START
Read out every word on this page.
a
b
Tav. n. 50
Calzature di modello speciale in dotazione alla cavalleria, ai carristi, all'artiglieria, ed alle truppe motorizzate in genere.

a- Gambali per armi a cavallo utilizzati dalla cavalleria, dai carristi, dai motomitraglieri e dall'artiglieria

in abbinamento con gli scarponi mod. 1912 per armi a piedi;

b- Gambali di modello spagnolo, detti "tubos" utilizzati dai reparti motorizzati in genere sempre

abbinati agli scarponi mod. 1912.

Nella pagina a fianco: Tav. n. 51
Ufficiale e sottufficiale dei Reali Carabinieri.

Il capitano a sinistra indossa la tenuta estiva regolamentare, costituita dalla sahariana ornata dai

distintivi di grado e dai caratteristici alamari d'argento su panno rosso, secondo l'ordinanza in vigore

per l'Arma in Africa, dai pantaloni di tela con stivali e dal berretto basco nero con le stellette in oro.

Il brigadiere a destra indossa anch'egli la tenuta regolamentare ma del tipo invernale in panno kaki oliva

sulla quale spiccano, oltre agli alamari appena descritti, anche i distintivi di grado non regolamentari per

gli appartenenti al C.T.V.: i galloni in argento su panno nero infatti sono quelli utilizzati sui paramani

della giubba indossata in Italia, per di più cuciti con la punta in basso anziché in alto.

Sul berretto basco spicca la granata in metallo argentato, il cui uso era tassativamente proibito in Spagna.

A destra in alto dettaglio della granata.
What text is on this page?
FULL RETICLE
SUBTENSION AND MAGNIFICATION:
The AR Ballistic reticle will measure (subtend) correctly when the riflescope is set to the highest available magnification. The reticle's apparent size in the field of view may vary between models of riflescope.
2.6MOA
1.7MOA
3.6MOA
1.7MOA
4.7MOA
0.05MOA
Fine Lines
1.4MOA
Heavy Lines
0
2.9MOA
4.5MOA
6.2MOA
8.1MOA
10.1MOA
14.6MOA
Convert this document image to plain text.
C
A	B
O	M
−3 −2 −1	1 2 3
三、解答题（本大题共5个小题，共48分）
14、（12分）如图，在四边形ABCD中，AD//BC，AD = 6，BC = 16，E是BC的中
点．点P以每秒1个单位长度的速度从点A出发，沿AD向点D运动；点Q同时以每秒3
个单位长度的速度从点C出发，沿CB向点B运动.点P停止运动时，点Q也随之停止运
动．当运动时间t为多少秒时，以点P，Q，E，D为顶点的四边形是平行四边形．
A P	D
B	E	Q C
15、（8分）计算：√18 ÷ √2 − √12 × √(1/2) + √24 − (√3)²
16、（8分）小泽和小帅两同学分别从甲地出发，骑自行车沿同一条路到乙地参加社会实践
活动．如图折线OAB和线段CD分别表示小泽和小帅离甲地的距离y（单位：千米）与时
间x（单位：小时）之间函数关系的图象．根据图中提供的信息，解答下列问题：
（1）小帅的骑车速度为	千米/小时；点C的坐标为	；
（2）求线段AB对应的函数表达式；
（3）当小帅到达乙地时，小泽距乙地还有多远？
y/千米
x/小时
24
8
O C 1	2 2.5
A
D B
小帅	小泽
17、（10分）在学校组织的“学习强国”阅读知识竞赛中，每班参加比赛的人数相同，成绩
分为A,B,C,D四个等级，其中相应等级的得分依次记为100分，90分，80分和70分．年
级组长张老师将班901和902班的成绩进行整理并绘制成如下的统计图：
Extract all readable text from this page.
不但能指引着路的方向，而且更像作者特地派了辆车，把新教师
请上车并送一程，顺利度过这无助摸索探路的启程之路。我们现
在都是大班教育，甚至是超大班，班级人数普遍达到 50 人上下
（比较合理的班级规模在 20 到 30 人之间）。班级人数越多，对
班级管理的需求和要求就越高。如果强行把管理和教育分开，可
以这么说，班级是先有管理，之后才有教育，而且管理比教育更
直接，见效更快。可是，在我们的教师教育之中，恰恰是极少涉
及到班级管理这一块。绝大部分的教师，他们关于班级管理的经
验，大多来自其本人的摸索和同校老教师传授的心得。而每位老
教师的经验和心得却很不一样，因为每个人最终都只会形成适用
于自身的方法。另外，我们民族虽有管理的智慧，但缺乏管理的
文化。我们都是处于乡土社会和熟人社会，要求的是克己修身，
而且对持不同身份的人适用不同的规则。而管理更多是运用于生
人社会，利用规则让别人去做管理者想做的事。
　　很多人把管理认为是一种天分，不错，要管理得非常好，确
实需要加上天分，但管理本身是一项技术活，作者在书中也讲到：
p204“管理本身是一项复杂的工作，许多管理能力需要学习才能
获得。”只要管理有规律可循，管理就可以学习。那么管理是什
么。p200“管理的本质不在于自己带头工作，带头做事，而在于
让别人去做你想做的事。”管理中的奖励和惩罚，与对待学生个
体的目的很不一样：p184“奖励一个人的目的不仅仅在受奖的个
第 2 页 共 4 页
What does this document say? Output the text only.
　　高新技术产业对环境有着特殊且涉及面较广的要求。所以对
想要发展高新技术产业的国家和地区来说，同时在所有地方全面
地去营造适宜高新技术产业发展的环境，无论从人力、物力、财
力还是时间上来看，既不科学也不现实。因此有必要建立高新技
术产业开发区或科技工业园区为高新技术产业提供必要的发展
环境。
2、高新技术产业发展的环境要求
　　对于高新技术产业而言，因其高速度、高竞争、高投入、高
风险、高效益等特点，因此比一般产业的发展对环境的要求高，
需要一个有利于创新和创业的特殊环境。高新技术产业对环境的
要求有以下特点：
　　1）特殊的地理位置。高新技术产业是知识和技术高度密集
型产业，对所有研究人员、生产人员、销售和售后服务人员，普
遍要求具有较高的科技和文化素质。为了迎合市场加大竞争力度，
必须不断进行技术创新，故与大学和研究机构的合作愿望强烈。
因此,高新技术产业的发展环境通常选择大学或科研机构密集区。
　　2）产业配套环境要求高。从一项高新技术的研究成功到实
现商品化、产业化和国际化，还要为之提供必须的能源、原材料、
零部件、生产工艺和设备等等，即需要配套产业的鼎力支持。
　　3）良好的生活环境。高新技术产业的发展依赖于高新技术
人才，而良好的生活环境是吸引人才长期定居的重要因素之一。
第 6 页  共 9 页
END
# Exercise brief
Write out every line exactly as it stands.

# Exercise answer
Read out every word on this page.
a
b
Tav. n. 50
Calzature di modello speciale in dotazione alla cavalleria, ai carristi, all'artiglieria, ed alle truppe motorizzate in genere.

a- Gambali per armi a cavallo utilizzati dalla cavalleria, dai carristi, dai motomitraglieri e dall'artiglieria

in abbinamento con gli scarponi mod. 1912 per armi a piedi;

b- Gambali di modello spagnolo, detti "tubos" utilizzati dai reparti motorizzati in genere sempre

abbinati agli scarponi mod. 1912.

Nella pagina a fianco: Tav. n. 51
Ufficiale e sottufficiale dei Reali Carabinieri.

Il capitano a sinistra indossa la tenuta estiva regolamentare, costituita dalla sahariana ornata dai

distintivi di grado e dai caratteristici alamari d'argento su panno rosso, secondo l'ordinanza in vigore

per l'Arma in Africa, dai pantaloni di tela con stivali e dal berretto basco nero con le stellette in oro.

Il brigadiere a destra indossa anch'egli la tenuta regolamentare ma del tipo invernale in panno kaki oliva

sulla quale spiccano, oltre agli alamari appena descritti, anche i distintivi di grado non regolamentari per

gli appartenenti al C.T.V.: i galloni in argento su panno nero infatti sono quelli utilizzati sui paramani

della giubba indossata in Italia, per di più cuciti con la punta in basso anziché in alto.

Sul berretto basco spicca la granata in metallo argentato, il cui uso era tassativamente proibito in Spagna.

A destra in alto dettaglio della granata.
What text is on this page?
FULL RETICLE
SUBTENSION AND MAGNIFICATION:
The AR Ballistic reticle will measure (subtend) correctly when the riflescope is set to the highest available magnification. The reticle's apparent size in the field of view may vary between models of riflescope.
2.6MOA
1.7MOA
3.6MOA
1.7MOA
4.7MOA
0.05MOA
Fine Lines
1.4MOA
Heavy Lines
0
2.9MOA
4.5MOA
6.2MOA
8.1MOA
10.1MOA
14.6MOA
Convert this document image to plain text.
C
A	B
O	M
−3 −2 −1	1 2 3
三、解答题（本大题共5个小题，共48分）
14、（12分）如图，在四边形ABCD中，AD//BC，AD = 6，BC = 16，E是BC的中
点．点P以每秒1个单位长度的速度从点A出发，沿AD向点D运动；点Q同时以每秒3
个单位长度的速度从点C出发，沿CB向点B运动.点P停止运动时，点Q也随之停止运
动．当运动时间t为多少秒时，以点P，Q，E，D为顶点的四边形是平行四边形．
A P	D
B	E	Q C
15、（8分）计算：√18 ÷ √2 − √12 × √(1/2) + √24 − (√3)²
16、（8分）小泽和小帅两同学分别从甲地出发，骑自行车沿同一条路到乙地参加社会实践
活动．如图折线OAB和线段CD分别表示小泽和小帅离甲地的距离y（单位：千米）与时
间x（单位：小时）之间函数关系的图象．根据图中提供的信息，解答下列问题：
（1）小帅的骑车速度为	千米/小时；点C的坐标为	；
（2）求线段AB对应的函数表达式；
（3）当小帅到达乙地时，小泽距乙地还有多远？
y/千米
x/小时
24
8
O C 1	2 2.5
A
D B
小帅	小泽
17、（10分）在学校组织的“学习强国”阅读知识竞赛中，每班参加比赛的人数相同，成绩
分为A,B,C,D四个等级，其中相应等级的得分依次记为100分，90分，80分和70分．年
级组长张老师将班901和902班的成绩进行整理并绘制成如下的统计图：
Extract all readable text from this page.
不但能指引着路的方向，而且更像作者特地派了辆车，把新教师
请上车并送一程，顺利度过这无助摸索探路的启程之路。我们现
在都是大班教育，甚至是超大班，班级人数普遍达到 50 人上下
（比较合理的班级规模在 20 到 30 人之间）。班级人数越多，对
班级管理的需求和要求就越高。如果强行把管理和教育分开，可
以这么说，班级是先有管理，之后才有教育，而且管理比教育更
直接，见效更快。可是，在我们的教师教育之中，恰恰是极少涉
及到班级管理这一块。绝大部分的教师，他们关于班级管理的经
验，大多来自其本人的摸索和同校老教师传授的心得。而每位老
教师的经验和心得却很不一样，因为每个人最终都只会形成适用
于自身的方法。另外，我们民族虽有管理的智慧，但缺乏管理的
文化。我们都是处于乡土社会和熟人社会，要求的是克己修身，
而且对持不同身份的人适用不同的规则。而管理更多是运用于生
人社会，利用规则让别人去做管理者想做的事。
　　很多人把管理认为是一种天分，不错，要管理得非常好，确
实需要加上天分，但管理本身是一项技术活，作者在书中也讲到：
p204“管理本身是一项复杂的工作，许多管理能力需要学习才能
获得。”只要管理有规律可循，管理就可以学习。那么管理是什
么。p200“管理的本质不在于自己带头工作，带头做事，而在于
让别人去做你想做的事。”管理中的奖励和惩罚，与对待学生个
体的目的很不一样：p184“奖励一个人的目的不仅仅在受奖的个
第 2 页 共 4 页
What does this document say? Output the text only.
　　高新技术产业对环境有着特殊且涉及面较广的要求。所以对
想要发展高新技术产业的国家和地区来说，同时在所有地方全面
地去营造适宜高新技术产业发展的环境，无论从人力、物力、财
力还是时间上来看，既不科学也不现实。因此有必要建立高新技
术产业开发区或科技工业园区为高新技术产业提供必要的发展
环境。
2、高新技术产业发展的环境要求
　　对于高新技术产业而言，因其高速度、高竞争、高投入、高
风险、高效益等特点，因此比一般产业的发展对环境的要求高，
需要一个有利于创新和创业的特殊环境。高新技术产业对环境的
要求有以下特点：
　　1）特殊的地理位置。高新技术产业是知识和技术高度密集
型产业，对所有研究人员、生产人员、销售和售后服务人员，普
遍要求具有较高的科技和文化素质。为了迎合市场加大竞争力度，
必须不断进行技术创新，故与大学和研究机构的合作愿望强烈。
因此,高新技术产业的发展环境通常选择大学或科研机构密集区。
　　2）产业配套环境要求高。从一项高新技术的研究成功到实
现商品化、产业化和国际化，还要为之提供必须的能源、原材料、
零部件、生产工艺和设备等等，即需要配套产业的鼎力支持。
　　3）良好的生活环境。高新技术产业的发展依赖于高新技术
人才，而良好的生活环境是吸引人才长期定居的重要因素之一。
第 6 页  共 9 页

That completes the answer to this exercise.